- Directions for this task -
Reproduce this listing in full.

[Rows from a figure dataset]
──────────────────────────────

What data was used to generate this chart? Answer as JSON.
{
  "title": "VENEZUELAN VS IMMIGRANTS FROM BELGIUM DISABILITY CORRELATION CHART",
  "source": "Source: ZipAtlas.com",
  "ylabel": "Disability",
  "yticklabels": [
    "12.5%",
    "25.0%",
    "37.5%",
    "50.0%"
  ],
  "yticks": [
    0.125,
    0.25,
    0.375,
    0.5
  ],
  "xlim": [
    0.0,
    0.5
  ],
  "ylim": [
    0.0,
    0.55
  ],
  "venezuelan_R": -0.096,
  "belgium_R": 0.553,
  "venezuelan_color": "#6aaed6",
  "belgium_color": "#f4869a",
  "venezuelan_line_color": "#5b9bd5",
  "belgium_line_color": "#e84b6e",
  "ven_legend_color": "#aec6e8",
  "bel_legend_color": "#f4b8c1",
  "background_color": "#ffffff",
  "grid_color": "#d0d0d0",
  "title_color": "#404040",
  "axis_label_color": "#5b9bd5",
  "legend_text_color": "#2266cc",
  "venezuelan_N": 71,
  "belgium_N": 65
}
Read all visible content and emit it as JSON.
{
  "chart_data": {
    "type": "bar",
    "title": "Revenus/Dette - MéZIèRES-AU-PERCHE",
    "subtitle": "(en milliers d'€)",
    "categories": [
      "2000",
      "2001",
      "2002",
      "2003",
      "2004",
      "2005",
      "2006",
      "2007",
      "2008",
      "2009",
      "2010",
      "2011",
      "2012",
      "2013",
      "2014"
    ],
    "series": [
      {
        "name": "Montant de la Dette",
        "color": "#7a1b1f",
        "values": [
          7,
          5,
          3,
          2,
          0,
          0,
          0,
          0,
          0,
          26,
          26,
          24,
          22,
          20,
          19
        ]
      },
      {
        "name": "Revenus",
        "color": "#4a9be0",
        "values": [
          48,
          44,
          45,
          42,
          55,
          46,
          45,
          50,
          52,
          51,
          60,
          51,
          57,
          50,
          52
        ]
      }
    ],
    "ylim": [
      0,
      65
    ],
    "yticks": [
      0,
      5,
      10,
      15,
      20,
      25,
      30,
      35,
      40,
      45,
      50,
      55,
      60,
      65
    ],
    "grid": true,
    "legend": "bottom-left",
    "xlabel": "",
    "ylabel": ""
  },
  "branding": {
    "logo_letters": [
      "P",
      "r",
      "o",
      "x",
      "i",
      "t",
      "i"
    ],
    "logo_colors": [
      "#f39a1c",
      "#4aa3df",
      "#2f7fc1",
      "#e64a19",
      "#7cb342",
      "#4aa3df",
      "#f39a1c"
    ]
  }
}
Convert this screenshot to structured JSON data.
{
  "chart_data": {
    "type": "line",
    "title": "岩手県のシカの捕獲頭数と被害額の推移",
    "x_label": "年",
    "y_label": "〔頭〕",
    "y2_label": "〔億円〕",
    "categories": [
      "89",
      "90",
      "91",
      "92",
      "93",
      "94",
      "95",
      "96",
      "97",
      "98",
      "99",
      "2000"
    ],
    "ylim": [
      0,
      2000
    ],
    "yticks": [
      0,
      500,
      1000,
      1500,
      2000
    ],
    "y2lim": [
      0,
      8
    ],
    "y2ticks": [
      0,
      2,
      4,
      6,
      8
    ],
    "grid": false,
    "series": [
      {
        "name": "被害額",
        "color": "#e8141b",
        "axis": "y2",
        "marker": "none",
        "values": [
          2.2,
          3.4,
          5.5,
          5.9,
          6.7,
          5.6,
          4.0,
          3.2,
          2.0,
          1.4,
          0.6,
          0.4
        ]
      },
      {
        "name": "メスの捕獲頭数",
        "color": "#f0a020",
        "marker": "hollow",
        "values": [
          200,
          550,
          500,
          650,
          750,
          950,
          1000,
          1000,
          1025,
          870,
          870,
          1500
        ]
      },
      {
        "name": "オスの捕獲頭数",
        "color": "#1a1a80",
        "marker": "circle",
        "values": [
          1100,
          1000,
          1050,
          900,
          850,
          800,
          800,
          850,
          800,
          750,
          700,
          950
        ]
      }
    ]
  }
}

──────────────────────────────

- The completed task -
What data was used to generate this chart? Answer as JSON.
{
  "title": "VENEZUELAN VS IMMIGRANTS FROM BELGIUM DISABILITY CORRELATION CHART",
  "source": "Source: ZipAtlas.com",
  "ylabel": "Disability",
  "yticklabels": [
    "12.5%",
    "25.0%",
    "37.5%",
    "50.0%"
  ],
  "yticks": [
    0.125,
    0.25,
    0.375,
    0.5
  ],
  "xlim": [
    0.0,
    0.5
  ],
  "ylim": [
    0.0,
    0.55
  ],
  "venezuelan_R": -0.096,
  "belgium_R": 0.553,
  "venezuelan_color": "#6aaed6",
  "belgium_color": "#f4869a",
  "venezuelan_line_color": "#5b9bd5",
  "belgium_line_color": "#e84b6e",
  "ven_legend_color": "#aec6e8",
  "bel_legend_color": "#f4b8c1",
  "background_color": "#ffffff",
  "grid_color": "#d0d0d0",
  "title_color": "#404040",
  "axis_label_color": "#5b9bd5",
  "legend_text_color": "#2266cc",
  "venezuelan_N": 71,
  "belgium_N": 65
}
Read all visible content and emit it as JSON.
{
  "chart_data": {
    "type": "bar",
    "title": "Revenus/Dette - MéZIèRES-AU-PERCHE",
    "subtitle": "(en milliers d'€)",
    "categories": [
      "2000",
      "2001",
      "2002",
      "2003",
      "2004",
      "2005",
      "2006",
      "2007",
      "2008",
      "2009",
      "2010",
      "2011",
      "2012",
      "2013",
      "2014"
    ],
    "series": [
      {
        "name": "Montant de la Dette",
        "color": "#7a1b1f",
        "values": [
          7,
          5,
          3,
          2,
          0,
          0,
          0,
          0,
          0,
          26,
          26,
          24,
          22,
          20,
          19
        ]
      },
      {
        "name": "Revenus",
        "color": "#4a9be0",
        "values": [
          48,
          44,
          45,
          42,
          55,
          46,
          45,
          50,
          52,
          51,
          60,
          51,
          57,
          50,
          52
        ]
      }
    ],
    "ylim": [
      0,
      65
    ],
    "yticks": [
      0,
      5,
      10,
      15,
      20,
      25,
      30,
      35,
      40,
      45,
      50,
      55,
      60,
      65
    ],
    "grid": true,
    "legend": "bottom-left",
    "xlabel": "",
    "ylabel": ""
  },
  "branding": {
    "logo_letters": [
      "P",
      "r",
      "o",
      "x",
      "i",
      "t",
      "i"
    ],
    "logo_colors": [
      "#f39a1c",
      "#4aa3df",
      "#2f7fc1",
      "#e64a19",
      "#7cb342",
      "#4aa3df",
      "#f39a1c"
    ]
  }
}
Convert this screenshot to structured JSON data.
{
  "chart_data": {
    "type": "line",
    "title": "岩手県のシカの捕獲頭数と被害額の推移",
    "x_label": "年",
    "y_label": "〔頭〕",
    "y2_label": "〔億円〕",
    "categories": [
      "89",
      "90",
      "91",
      "92",
      "93",
      "94",
      "95",
      "96",
      "97",
      "98",
      "99",
      "2000"
    ],
    "ylim": [
      0,
      2000
    ],
    "yticks": [
      0,
      500,
      1000,
      1500,
      2000
    ],
    "y2lim": [
      0,
      8
    ],
    "y2ticks": [
      0,
      2,
      4,
      6,
      8
    ],
    "grid": false,
    "series": [
      {
        "name": "被害額",
        "color": "#e8141b",
        "axis": "y2",
        "marker": "none",
        "values": [
          2.2,
          3.4,
          5.5,
          5.9,
          6.7,
          5.6,
          4.0,
          3.2,
          2.0,
          1.4,
          0.6,
          0.4
        ]
      },
      {
        "name": "メスの捕獲頭数",
        "color": "#f0a020",
        "marker": "hollow",
        "values": [
          200,
          550,
          500,
          650,
          750,
          950,
          1000,
          1000,
          1025,
          870,
          870,
          1500
        ]
      },
      {
        "name": "オスの捕獲頭数",
        "color": "#1a1a80",
        "marker": "circle",
        "values": [
          1100,
          1000,
          1050,
          900,
          850,
          800,
          800,
          850,
          800,
          750,
          700,
          950
        ]
      }
    ]
  }
}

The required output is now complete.